Written exercise:
Where a line contains the word "Moldova", copy that line.

======== Records supplied

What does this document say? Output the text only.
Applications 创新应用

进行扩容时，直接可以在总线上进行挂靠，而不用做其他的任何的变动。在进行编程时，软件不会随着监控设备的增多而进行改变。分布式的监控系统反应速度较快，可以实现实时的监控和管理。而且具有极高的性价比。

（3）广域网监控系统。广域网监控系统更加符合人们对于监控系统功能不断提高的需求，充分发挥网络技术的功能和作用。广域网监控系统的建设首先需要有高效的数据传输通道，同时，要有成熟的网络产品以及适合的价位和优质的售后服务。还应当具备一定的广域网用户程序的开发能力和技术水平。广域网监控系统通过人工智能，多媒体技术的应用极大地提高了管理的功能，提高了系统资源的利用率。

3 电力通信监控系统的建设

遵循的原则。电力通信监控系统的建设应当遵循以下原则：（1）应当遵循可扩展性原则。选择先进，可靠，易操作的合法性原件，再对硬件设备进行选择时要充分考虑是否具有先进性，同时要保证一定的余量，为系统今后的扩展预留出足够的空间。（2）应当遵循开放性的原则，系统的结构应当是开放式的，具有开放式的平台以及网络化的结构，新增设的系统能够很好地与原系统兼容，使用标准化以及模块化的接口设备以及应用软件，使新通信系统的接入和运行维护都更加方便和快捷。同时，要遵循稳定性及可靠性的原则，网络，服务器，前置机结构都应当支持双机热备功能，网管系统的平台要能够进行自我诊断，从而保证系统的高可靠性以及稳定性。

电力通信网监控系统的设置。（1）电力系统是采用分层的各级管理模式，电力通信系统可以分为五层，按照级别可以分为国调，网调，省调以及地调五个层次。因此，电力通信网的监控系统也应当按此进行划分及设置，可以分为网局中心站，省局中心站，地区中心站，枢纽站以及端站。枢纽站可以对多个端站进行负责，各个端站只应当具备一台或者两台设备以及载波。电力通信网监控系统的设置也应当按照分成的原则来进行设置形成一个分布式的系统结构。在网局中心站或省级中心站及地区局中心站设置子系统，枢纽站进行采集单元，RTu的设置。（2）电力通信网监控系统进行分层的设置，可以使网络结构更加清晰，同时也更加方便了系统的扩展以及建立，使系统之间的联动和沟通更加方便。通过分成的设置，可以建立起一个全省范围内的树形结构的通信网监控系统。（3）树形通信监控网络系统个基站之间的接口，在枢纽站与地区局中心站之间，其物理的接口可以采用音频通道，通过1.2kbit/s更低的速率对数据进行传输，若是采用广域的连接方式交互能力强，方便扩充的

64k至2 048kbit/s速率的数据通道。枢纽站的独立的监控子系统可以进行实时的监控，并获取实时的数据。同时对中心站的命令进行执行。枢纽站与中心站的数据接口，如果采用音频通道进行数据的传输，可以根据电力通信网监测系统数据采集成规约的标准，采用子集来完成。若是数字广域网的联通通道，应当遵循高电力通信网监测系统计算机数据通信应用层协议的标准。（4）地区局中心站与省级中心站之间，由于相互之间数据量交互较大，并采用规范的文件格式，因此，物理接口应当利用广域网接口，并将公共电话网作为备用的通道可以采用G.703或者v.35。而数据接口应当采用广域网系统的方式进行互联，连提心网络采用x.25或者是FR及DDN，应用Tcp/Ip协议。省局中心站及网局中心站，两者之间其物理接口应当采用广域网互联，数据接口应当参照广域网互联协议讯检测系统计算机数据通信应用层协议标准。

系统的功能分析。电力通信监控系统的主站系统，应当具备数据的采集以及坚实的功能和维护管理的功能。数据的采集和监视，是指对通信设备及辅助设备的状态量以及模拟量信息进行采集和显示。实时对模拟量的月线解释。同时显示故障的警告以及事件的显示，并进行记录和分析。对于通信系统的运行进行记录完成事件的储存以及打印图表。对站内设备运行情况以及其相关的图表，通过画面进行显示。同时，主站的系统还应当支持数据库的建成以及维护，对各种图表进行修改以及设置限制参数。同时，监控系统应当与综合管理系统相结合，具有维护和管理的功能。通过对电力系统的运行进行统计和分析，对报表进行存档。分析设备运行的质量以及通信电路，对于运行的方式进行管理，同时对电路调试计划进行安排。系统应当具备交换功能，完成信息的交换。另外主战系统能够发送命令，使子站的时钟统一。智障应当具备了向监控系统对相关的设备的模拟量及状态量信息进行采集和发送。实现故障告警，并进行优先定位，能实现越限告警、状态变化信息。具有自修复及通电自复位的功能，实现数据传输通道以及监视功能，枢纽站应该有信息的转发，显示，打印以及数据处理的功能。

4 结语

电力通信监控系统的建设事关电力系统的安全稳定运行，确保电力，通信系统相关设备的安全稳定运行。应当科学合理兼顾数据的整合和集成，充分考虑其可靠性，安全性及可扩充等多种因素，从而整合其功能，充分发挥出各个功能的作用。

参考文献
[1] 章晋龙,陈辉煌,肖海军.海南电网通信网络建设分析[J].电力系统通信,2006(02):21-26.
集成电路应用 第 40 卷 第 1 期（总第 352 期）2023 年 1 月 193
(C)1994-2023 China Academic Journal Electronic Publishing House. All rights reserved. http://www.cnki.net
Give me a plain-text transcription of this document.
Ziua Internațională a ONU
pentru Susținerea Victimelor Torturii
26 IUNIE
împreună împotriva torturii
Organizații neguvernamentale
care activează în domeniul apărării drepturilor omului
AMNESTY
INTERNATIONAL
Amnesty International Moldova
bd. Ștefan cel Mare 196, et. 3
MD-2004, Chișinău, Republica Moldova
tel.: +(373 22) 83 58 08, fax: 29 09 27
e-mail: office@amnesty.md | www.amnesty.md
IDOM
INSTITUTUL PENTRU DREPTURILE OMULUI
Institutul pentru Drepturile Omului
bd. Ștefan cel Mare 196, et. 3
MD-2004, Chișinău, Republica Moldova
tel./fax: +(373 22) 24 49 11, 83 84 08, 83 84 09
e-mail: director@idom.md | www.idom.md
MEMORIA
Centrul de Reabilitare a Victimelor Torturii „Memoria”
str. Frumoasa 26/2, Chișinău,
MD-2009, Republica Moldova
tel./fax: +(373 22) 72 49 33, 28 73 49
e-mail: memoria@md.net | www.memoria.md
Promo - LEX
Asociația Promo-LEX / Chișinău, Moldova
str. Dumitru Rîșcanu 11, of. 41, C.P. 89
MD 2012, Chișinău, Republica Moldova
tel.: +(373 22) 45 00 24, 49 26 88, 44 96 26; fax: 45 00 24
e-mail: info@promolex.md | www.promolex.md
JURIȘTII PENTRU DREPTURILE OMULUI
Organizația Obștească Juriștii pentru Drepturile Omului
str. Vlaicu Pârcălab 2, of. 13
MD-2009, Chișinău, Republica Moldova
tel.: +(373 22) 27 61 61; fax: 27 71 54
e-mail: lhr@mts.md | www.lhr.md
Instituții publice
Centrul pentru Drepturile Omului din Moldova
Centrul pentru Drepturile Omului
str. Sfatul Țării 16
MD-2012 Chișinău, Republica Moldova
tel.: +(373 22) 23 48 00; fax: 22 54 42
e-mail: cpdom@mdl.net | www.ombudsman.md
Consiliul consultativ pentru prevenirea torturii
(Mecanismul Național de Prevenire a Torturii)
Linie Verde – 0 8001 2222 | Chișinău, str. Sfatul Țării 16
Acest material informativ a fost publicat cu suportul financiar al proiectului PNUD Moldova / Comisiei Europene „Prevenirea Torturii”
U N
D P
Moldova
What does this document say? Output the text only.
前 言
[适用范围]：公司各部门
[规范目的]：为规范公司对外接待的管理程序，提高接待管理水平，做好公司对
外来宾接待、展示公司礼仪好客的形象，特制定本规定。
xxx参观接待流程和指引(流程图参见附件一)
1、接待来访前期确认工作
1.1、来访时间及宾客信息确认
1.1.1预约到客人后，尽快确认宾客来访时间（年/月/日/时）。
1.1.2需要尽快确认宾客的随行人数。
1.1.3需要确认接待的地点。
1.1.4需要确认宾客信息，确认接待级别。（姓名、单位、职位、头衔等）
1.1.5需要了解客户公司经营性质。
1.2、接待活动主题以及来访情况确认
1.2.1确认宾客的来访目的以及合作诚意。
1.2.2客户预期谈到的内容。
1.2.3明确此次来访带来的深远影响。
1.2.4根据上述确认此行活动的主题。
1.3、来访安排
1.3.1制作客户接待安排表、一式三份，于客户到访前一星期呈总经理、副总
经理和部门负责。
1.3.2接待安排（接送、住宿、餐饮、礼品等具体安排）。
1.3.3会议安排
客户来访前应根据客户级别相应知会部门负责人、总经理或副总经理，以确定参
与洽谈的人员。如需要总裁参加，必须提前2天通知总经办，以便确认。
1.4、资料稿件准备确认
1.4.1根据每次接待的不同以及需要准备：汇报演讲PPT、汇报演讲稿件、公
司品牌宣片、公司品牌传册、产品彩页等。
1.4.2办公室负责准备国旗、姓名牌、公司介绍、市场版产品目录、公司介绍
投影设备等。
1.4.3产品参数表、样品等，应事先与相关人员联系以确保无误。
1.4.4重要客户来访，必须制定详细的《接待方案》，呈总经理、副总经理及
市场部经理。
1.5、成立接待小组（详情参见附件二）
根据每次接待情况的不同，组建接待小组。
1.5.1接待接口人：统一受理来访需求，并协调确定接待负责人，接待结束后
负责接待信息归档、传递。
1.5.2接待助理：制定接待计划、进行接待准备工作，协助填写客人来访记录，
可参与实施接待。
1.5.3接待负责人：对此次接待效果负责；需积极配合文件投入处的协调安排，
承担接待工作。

================

Finished answer:
Amnesty International Moldova
MD-2004, Chișinău, Republica Moldova
MD-2004, Chișinău, Republica Moldova
MD-2009, Republica Moldova
Asociația Promo-LEX / Chișinău, Moldova
MD 2012, Chișinău, Republica Moldova
MD-2009, Chișinău, Republica Moldova
Centrul pentru Drepturile Omului din Moldova
MD-2012 Chișinău, Republica Moldova
Acest material informativ a fost publicat cu suportul financiar al proiectului PNUD Moldova / Comisiei Europene „Prevenirea Torturii”
Moldova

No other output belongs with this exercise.